TASK TO COMPLETE. Pictures should be excluded; otherwise, copy every entry exactly.

TASK DATA.
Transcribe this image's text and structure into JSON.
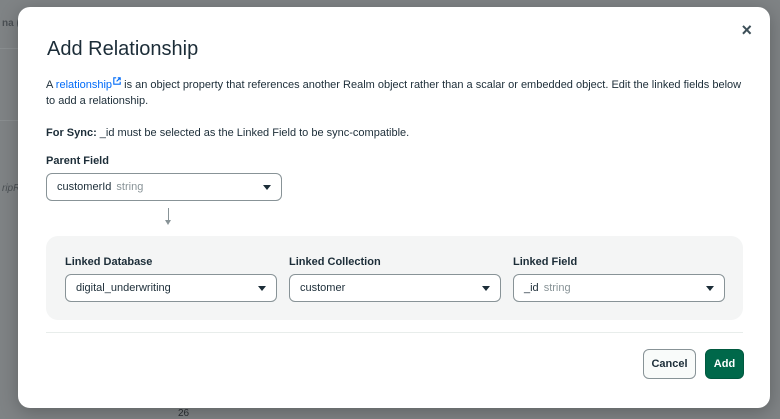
{
  "background": {
    "fragments": [
      "na (",
      "ripR",
      "26"
    ]
  },
  "modal": {
    "title": "Add Relationship",
    "close_symbol": "×",
    "description": {
      "prefix": "A ",
      "link_text": "relationship",
      "suffix": " is an object property that references another Realm object rather than a scalar or embedded object. Edit the linked fields below to add a relationship."
    },
    "sync_note": {
      "label": "For Sync:",
      "text": " _id must be selected as the Linked Field to be sync-compatible."
    },
    "parent_field": {
      "label": "Parent Field",
      "value": "customerId",
      "type": "string"
    },
    "linked_database": {
      "label": "Linked Database",
      "value": "digital_underwriting"
    },
    "linked_collection": {
      "label": "Linked Collection",
      "value": "customer"
    },
    "linked_field": {
      "label": "Linked Field",
      "value": "_id",
      "type": "string"
    },
    "buttons": {
      "cancel": "Cancel",
      "add": "Add"
    }
  },
  "colors": {
    "link": "#016bf8",
    "primary_button": "#00684a",
    "overlay": "#7f8385"
  },
  "icons": [
    "close-icon",
    "external-link-icon",
    "chevron-down-icon",
    "arrow-down-icon"
  ]
}
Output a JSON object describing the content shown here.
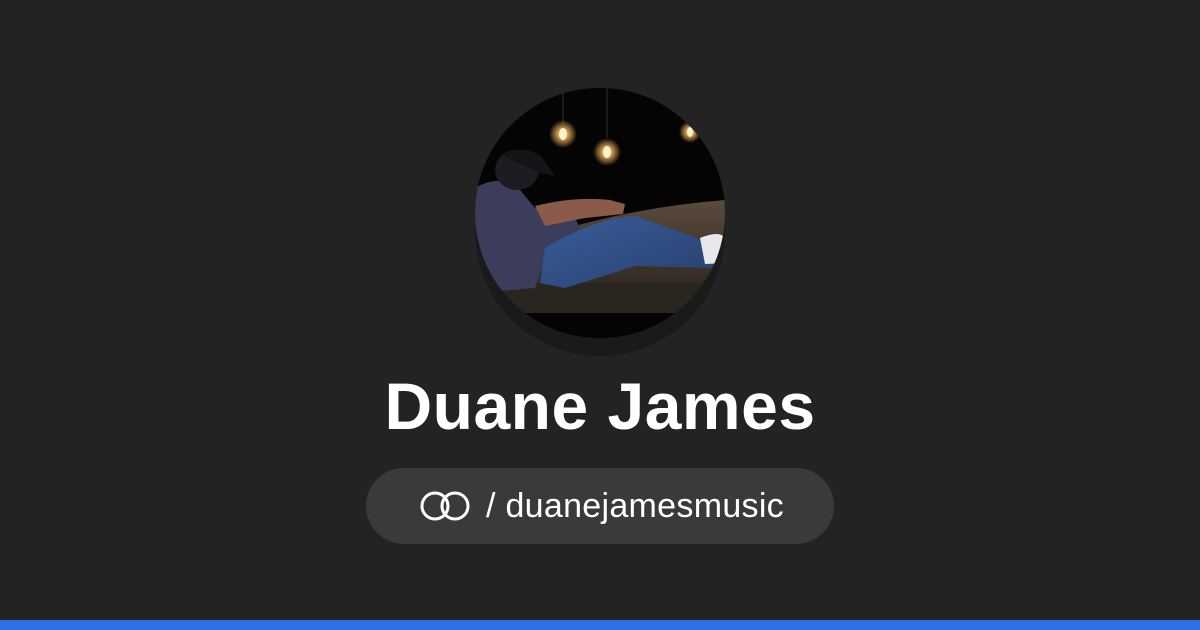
{
  "profile": {
    "name": "Duane James",
    "handle_separator": "/",
    "handle": "duanejamesmusic",
    "logo_icon": "linked-rings-icon"
  },
  "colors": {
    "background": "#232323",
    "pill_background": "#3a3a3a",
    "text": "#ffffff",
    "accent_bar": "#2f6fe8"
  }
}
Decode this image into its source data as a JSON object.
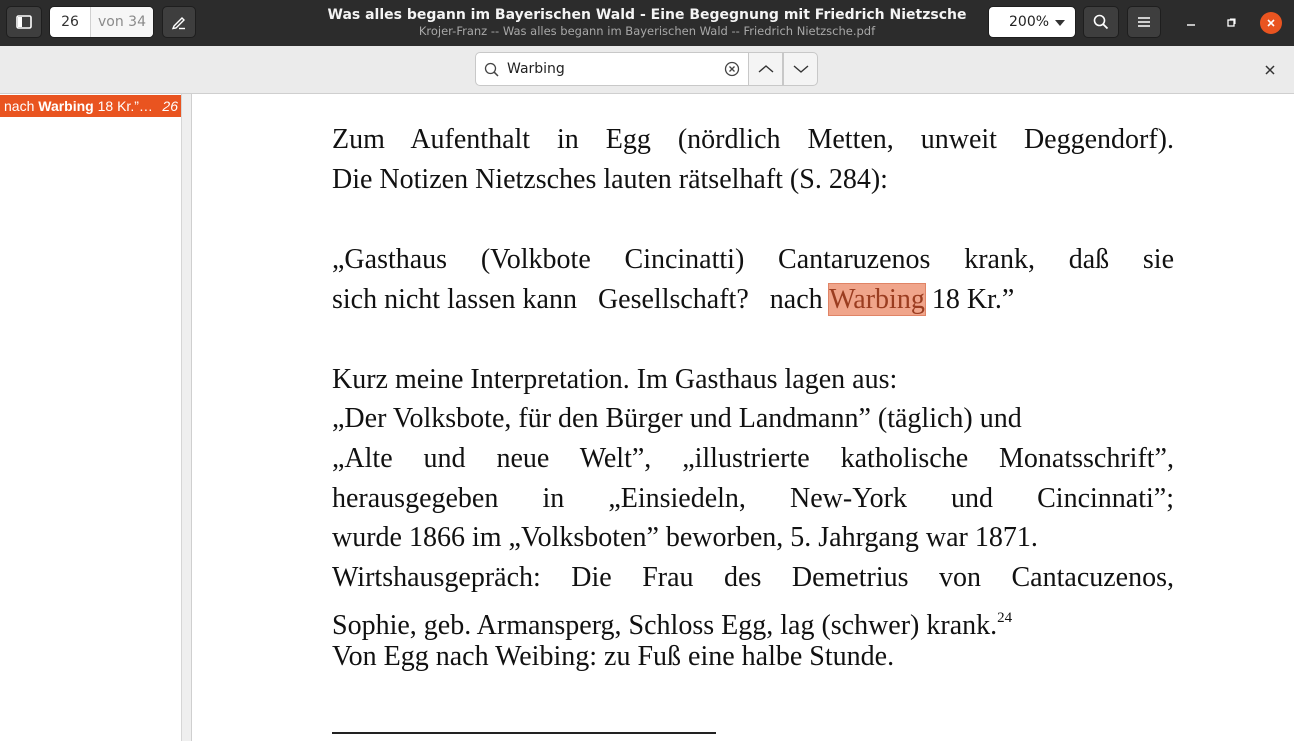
{
  "header": {
    "title": "Was alles begann im Bayerischen Wald - Eine Begegnung mit Friedrich Nietzsche",
    "subtitle": "Krojer-Franz -- Was alles begann im Bayerischen Wald -- Friedrich Nietzsche.pdf",
    "page_current": "26",
    "page_total": "von 34",
    "zoom": "200%",
    "icons": [
      "sidebar-toggle-icon",
      "annotate-pencil-icon",
      "search-icon",
      "hamburger-menu-icon",
      "minimize-icon",
      "maximize-icon",
      "close-icon"
    ],
    "close_color": "#e95420"
  },
  "findbar": {
    "query": "Warbing",
    "icons": [
      "search-icon",
      "clear-icon",
      "chevron-up-icon",
      "chevron-down-icon",
      "close-icon"
    ]
  },
  "sidebar": {
    "results": [
      {
        "prefix": "nach ",
        "match": "Warbing",
        "suffix": " 18 Kr.”…",
        "page": "26"
      }
    ],
    "highlight_color": "#e95420"
  },
  "document": {
    "para1": [
      "Zum Aufenthalt in Egg (nördlich Metten, unweit Deggendorf).",
      "Die Notizen Nietzsches lauten rätselhaft (S. 284):"
    ],
    "quote_line1": "„Gasthaus (Volkbote Cincinatti)    Cantaruzenos krank, daß sie",
    "quote_line2_before": "sich nicht lassen kann   Gesellschaft?   nach ",
    "quote_match": "Warbing",
    "quote_line2_after": " 18 Kr.”",
    "para3": [
      "Kurz meine Interpretation. Im Gasthaus lagen aus:",
      "„Der Volksbote, für den Bürger und Landmann” (täglich) und",
      "„Alte und neue Welt”, „illustrierte katholische Monatsschrift”,",
      "herausgegeben in „Einsiedeln, New-York und Cincinnati”;",
      "wurde 1866 im „Volksboten” beworben, 5. Jahrgang war 1871.",
      "Wirtshausgepräch: Die Frau des Demetrius von Cantacuzenos,",
      "Sophie, geb. Armansperg, Schloss Egg, lag (schwer) krank."
    ],
    "footnote_mark": "24",
    "last_line": "Von Egg nach Weibing: zu Fuß eine halbe Stunde.",
    "match_highlight_color": "#f0a58b"
  }
}
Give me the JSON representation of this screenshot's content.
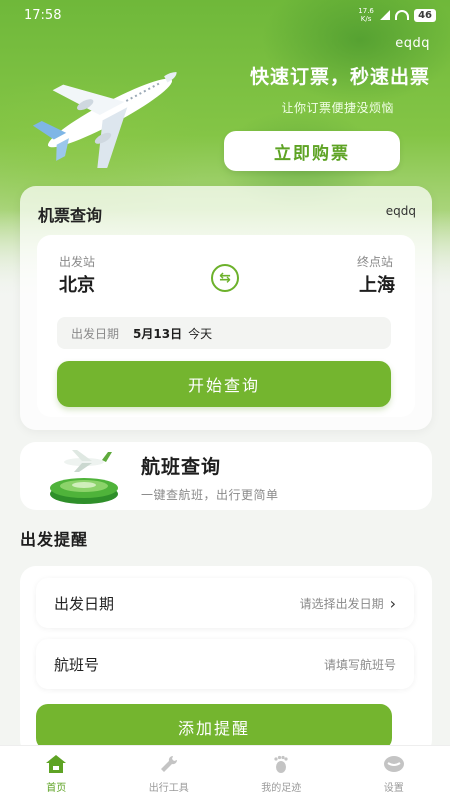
{
  "status_bar": {
    "time": "17:58",
    "net_speed": "17.6 K/s",
    "battery": "46"
  },
  "hero": {
    "brand": "eqdq",
    "slogan": "快速订票，秒速出票",
    "sub_slogan": "让你订票便捷没烦恼",
    "buy_button": "立即购票"
  },
  "ticket_query": {
    "title": "机票查询",
    "tag": "eqdq",
    "from_label": "出发站",
    "from_city": "北京",
    "to_label": "终点站",
    "to_city": "上海",
    "date_label": "出发日期",
    "date_value": "5月13日",
    "date_today": "今天",
    "query_button": "开始查询"
  },
  "flight_query": {
    "title": "航班查询",
    "subtitle": "一键查航班，出行更简单"
  },
  "reminder": {
    "section_title": "出发提醒",
    "date_label": "出发日期",
    "date_placeholder": "请选择出发日期",
    "flight_label": "航班号",
    "flight_placeholder": "请填写航班号",
    "add_button": "添加提醒"
  },
  "tabbar": {
    "tabs": [
      {
        "label": "首页",
        "icon": "home-icon",
        "active": true
      },
      {
        "label": "出行工具",
        "icon": "wrench-icon",
        "active": false
      },
      {
        "label": "我的足迹",
        "icon": "footprint-icon",
        "active": false
      },
      {
        "label": "设置",
        "icon": "settings-icon",
        "active": false
      }
    ]
  },
  "colors": {
    "accent": "#74b52f",
    "accent_text": "#5ea324"
  }
}
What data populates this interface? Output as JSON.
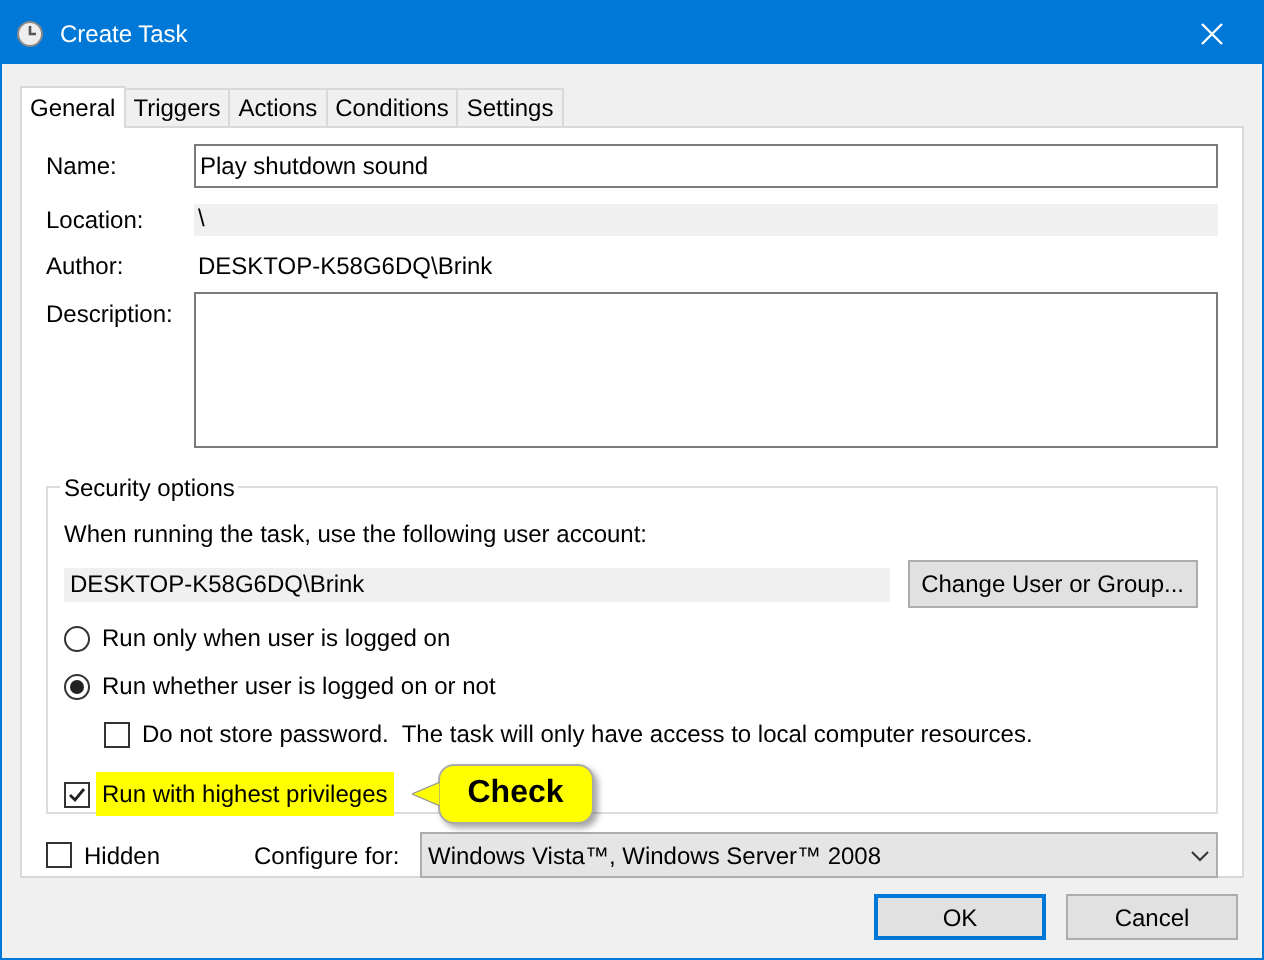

RESULT OF THE TASK.
Transcribe this image's text and structure into JSON.
{
  "background": {
    "fragments": [
      "na (",
      "ripR",
      "26"
    ]
  },
  "modal": {
    "title": "Add Relationship",
    "close_symbol": "×",
    "description": {
      "prefix": "A ",
      "link_text": "relationship",
      "suffix": " is an object property that references another Realm object rather than a scalar or embedded object. Edit the linked fields below to add a relationship."
    },
    "sync_note": {
      "label": "For Sync:",
      "text": " _id must be selected as the Linked Field to be sync-compatible."
    },
    "parent_field": {
      "label": "Parent Field",
      "value": "customerId",
      "type": "string"
    },
    "linked_database": {
      "label": "Linked Database",
      "value": "digital_underwriting"
    },
    "linked_collection": {
      "label": "Linked Collection",
      "value": "customer"
    },
    "linked_field": {
      "label": "Linked Field",
      "value": "_id",
      "type": "string"
    },
    "buttons": {
      "cancel": "Cancel",
      "add": "Add"
    }
  },
  "colors": {
    "link": "#016bf8",
    "primary_button": "#00684a",
    "overlay": "#7f8385"
  },
  "icons": [
    "close-icon",
    "external-link-icon",
    "chevron-down-icon",
    "arrow-down-icon"
  ]
}
Output a JSON object describing the content shown here.
{
  "profile": {
    "name": "Duane James",
    "handle_separator": "/",
    "handle": "duanejamesmusic",
    "logo_icon": "linked-rings-icon"
  },
  "colors": {
    "background": "#232323",
    "pill_background": "#3a3a3a",
    "text": "#ffffff",
    "accent_bar": "#2f6fe8"
  }
}
Decode this image into its source data as a JSON object.
{
  "header": {
    "title": "Was alles begann im Bayerischen Wald - Eine Begegnung mit Friedrich Nietzsche",
    "subtitle": "Krojer-Franz -- Was alles begann im Bayerischen Wald -- Friedrich Nietzsche.pdf",
    "page_current": "26",
    "page_total": "von 34",
    "zoom": "200%",
    "icons": [
      "sidebar-toggle-icon",
      "annotate-pencil-icon",
      "search-icon",
      "hamburger-menu-icon",
      "minimize-icon",
      "maximize-icon",
      "close-icon"
    ],
    "close_color": "#e95420"
  },
  "findbar": {
    "query": "Warbing",
    "icons": [
      "search-icon",
      "clear-icon",
      "chevron-up-icon",
      "chevron-down-icon",
      "close-icon"
    ]
  },
  "sidebar": {
    "results": [
      {
        "prefix": "nach ",
        "match": "Warbing",
        "suffix": " 18 Kr.”…",
        "page": "26"
      }
    ],
    "highlight_color": "#e95420"
  },
  "document": {
    "para1": [
      "Zum Aufenthalt in Egg (nördlich Metten, unweit Deggendorf).",
      "Die Notizen Nietzsches lauten rätselhaft (S. 284):"
    ],
    "quote_line1": "„Gasthaus (Volkbote Cincinatti)    Cantaruzenos krank, daß sie",
    "quote_line2_before": "sich nicht lassen kann   Gesellschaft?   nach ",
    "quote_match": "Warbing",
    "quote_line2_after": " 18 Kr.”",
    "para3": [
      "Kurz meine Interpretation. Im Gasthaus lagen aus:",
      "„Der Volksbote, für den Bürger und Landmann” (täglich) und",
      "„Alte und neue Welt”, „illustrierte katholische Monatsschrift”,",
      "herausgegeben in „Einsiedeln, New-York und Cincinnati”;",
      "wurde 1866 im „Volksboten” beworben, 5. Jahrgang war 1871.",
      "Wirtshausgepräch: Die Frau des Demetrius von Cantacuzenos,",
      "Sophie, geb. Armansperg, Schloss Egg, lag (schwer) krank."
    ],
    "footnote_mark": "24",
    "last_line": "Von Egg nach Weibing: zu Fuß eine halbe Stunde.",
    "match_highlight_color": "#f0a58b"
  }
}
Give me the JSON representation of this screenshot's content.
{
  "status_bar": {
    "time": "17:58",
    "net_speed": "17.6 K/s",
    "battery": "46"
  },
  "hero": {
    "brand": "eqdq",
    "slogan": "快速订票，秒速出票",
    "sub_slogan": "让你订票便捷没烦恼",
    "buy_button": "立即购票"
  },
  "ticket_query": {
    "title": "机票查询",
    "tag": "eqdq",
    "from_label": "出发站",
    "from_city": "北京",
    "to_label": "终点站",
    "to_city": "上海",
    "date_label": "出发日期",
    "date_value": "5月13日",
    "date_today": "今天",
    "query_button": "开始查询"
  },
  "flight_query": {
    "title": "航班查询",
    "subtitle": "一键查航班，出行更简单"
  },
  "reminder": {
    "section_title": "出发提醒",
    "date_label": "出发日期",
    "date_placeholder": "请选择出发日期",
    "flight_label": "航班号",
    "flight_placeholder": "请填写航班号",
    "add_button": "添加提醒"
  },
  "tabbar": {
    "tabs": [
      {
        "label": "首页",
        "icon": "home-icon",
        "active": true
      },
      {
        "label": "出行工具",
        "icon": "wrench-icon",
        "active": false
      },
      {
        "label": "我的足迹",
        "icon": "footprint-icon",
        "active": false
      },
      {
        "label": "设置",
        "icon": "settings-icon",
        "active": false
      }
    ]
  },
  "colors": {
    "accent": "#74b52f",
    "accent_text": "#5ea324"
  }
}
What data populates this interface? Output as JSON.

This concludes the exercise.